A run of records:
* * *

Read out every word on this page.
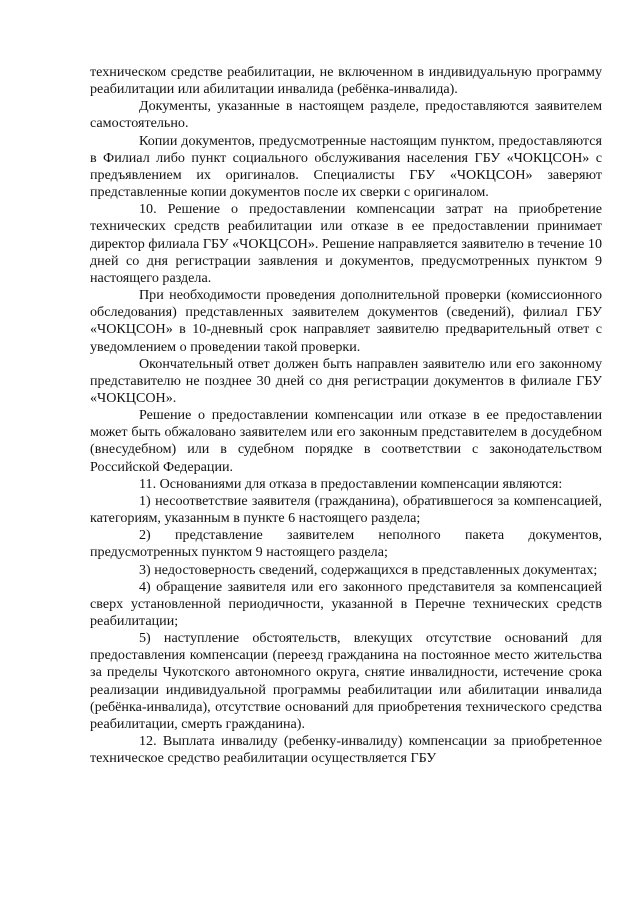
техническом средстве реабилитации, не включенном в индивидуальную программу реабилитации или абилитации инвалида (ребёнка-инвалида).

Документы, указанные в настоящем разделе, предоставляются заявителем самостоятельно.

Копии документов, предусмотренные настоящим пунктом, предоставляются в Филиал либо пункт социального обслуживания населения ГБУ «ЧОКЦСОН» с предъявлением их оригиналов. Специалисты ГБУ «ЧОКЦСОН» заверяют представленные копии документов после их сверки с оригиналом.

10. Решение о предоставлении компенсации затрат на приобретение технических средств реабилитации или отказе в ее предоставлении принимает директор филиала ГБУ «ЧОКЦСОН». Решение направляется заявителю в течение 10 дней со дня регистрации заявления и документов, предусмотренных пунктом 9 настоящего раздела.

При необходимости проведения дополнительной проверки (комиссионного обследования) представленных заявителем документов (сведений), филиал ГБУ «ЧОКЦСОН» в 10-дневный срок направляет заявителю предварительный ответ с уведомлением о проведении такой проверки.

Окончательный ответ должен быть направлен заявителю или его законному представителю не позднее 30 дней со дня регистрации документов в филиале ГБУ «ЧОКЦСОН».

Решение о предоставлении компенсации или отказе в ее предоставлении может быть обжаловано заявителем или его законным представителем в досудебном (внесудебном) или в судебном порядке в соответствии с законодательством Российской Федерации.

11. Основаниями для отказа в предоставлении компенсации являются:

1) несоответствие заявителя (гражданина), обратившегося за компенсацией, категориям, указанным в пункте 6 настоящего раздела;

2) представление заявителем неполного пакета документов, предусмотренных пунктом 9 настоящего раздела;

3) недостоверность сведений, содержащихся в представленных документах;

4) обращение заявителя или его законного представителя за компенсацией сверх установленной периодичности, указанной в Перечне технических средств реабилитации;

5) наступление обстоятельств, влекущих отсутствие оснований для предоставления компенсации (переезд гражданина на постоянное место жительства за пределы Чукотского автономного округа, снятие инвалидности, истечение срока реализации индивидуальной программы реабилитации или абилитации инвалида (ребёнка-инвалида), отсутствие оснований для приобретения технического средства реабилитации, смерть гражданина).

12. Выплата инвалиду (ребенку-инвалиду) компенсации за приобретенное техническое средство реабилитации осуществляется ГБУ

* * *

[Exercise directions] Transcribe every record above exactly, leaving out the pictures.

[Final result]
Read out every word on this page.
техническом средстве реабилитации, не включенном в индивидуальную программу реабилитации или абилитации инвалида (ребёнка-инвалида).

Документы, указанные в настоящем разделе, предоставляются заявителем самостоятельно.

Копии документов, предусмотренные настоящим пунктом, предоставляются в Филиал либо пункт социального обслуживания населения ГБУ «ЧОКЦСОН» с предъявлением их оригиналов. Специалисты ГБУ «ЧОКЦСОН» заверяют представленные копии документов после их сверки с оригиналом.

10. Решение о предоставлении компенсации затрат на приобретение технических средств реабилитации или отказе в ее предоставлении принимает директор филиала ГБУ «ЧОКЦСОН». Решение направляется заявителю в течение 10 дней со дня регистрации заявления и документов, предусмотренных пунктом 9 настоящего раздела.

При необходимости проведения дополнительной проверки (комиссионного обследования) представленных заявителем документов (сведений), филиал ГБУ «ЧОКЦСОН» в 10-дневный срок направляет заявителю предварительный ответ с уведомлением о проведении такой проверки.

Окончательный ответ должен быть направлен заявителю или его законному представителю не позднее 30 дней со дня регистрации документов в филиале ГБУ «ЧОКЦСОН».

Решение о предоставлении компенсации или отказе в ее предоставлении может быть обжаловано заявителем или его законным представителем в досудебном (внесудебном) или в судебном порядке в соответствии с законодательством Российской Федерации.

11. Основаниями для отказа в предоставлении компенсации являются:

1) несоответствие заявителя (гражданина), обратившегося за компенсацией, категориям, указанным в пункте 6 настоящего раздела;

2) представление заявителем неполного пакета документов, предусмотренных пунктом 9 настоящего раздела;

3) недостоверность сведений, содержащихся в представленных документах;

4) обращение заявителя или его законного представителя за компенсацией сверх установленной периодичности, указанной в Перечне технических средств реабилитации;

5) наступление обстоятельств, влекущих отсутствие оснований для предоставления компенсации (переезд гражданина на постоянное место жительства за пределы Чукотского автономного округа, снятие инвалидности, истечение срока реализации индивидуальной программы реабилитации или абилитации инвалида (ребёнка-инвалида), отсутствие оснований для приобретения технического средства реабилитации, смерть гражданина).

12. Выплата инвалиду (ребенку-инвалиду) компенсации за приобретенное техническое средство реабилитации осуществляется ГБУ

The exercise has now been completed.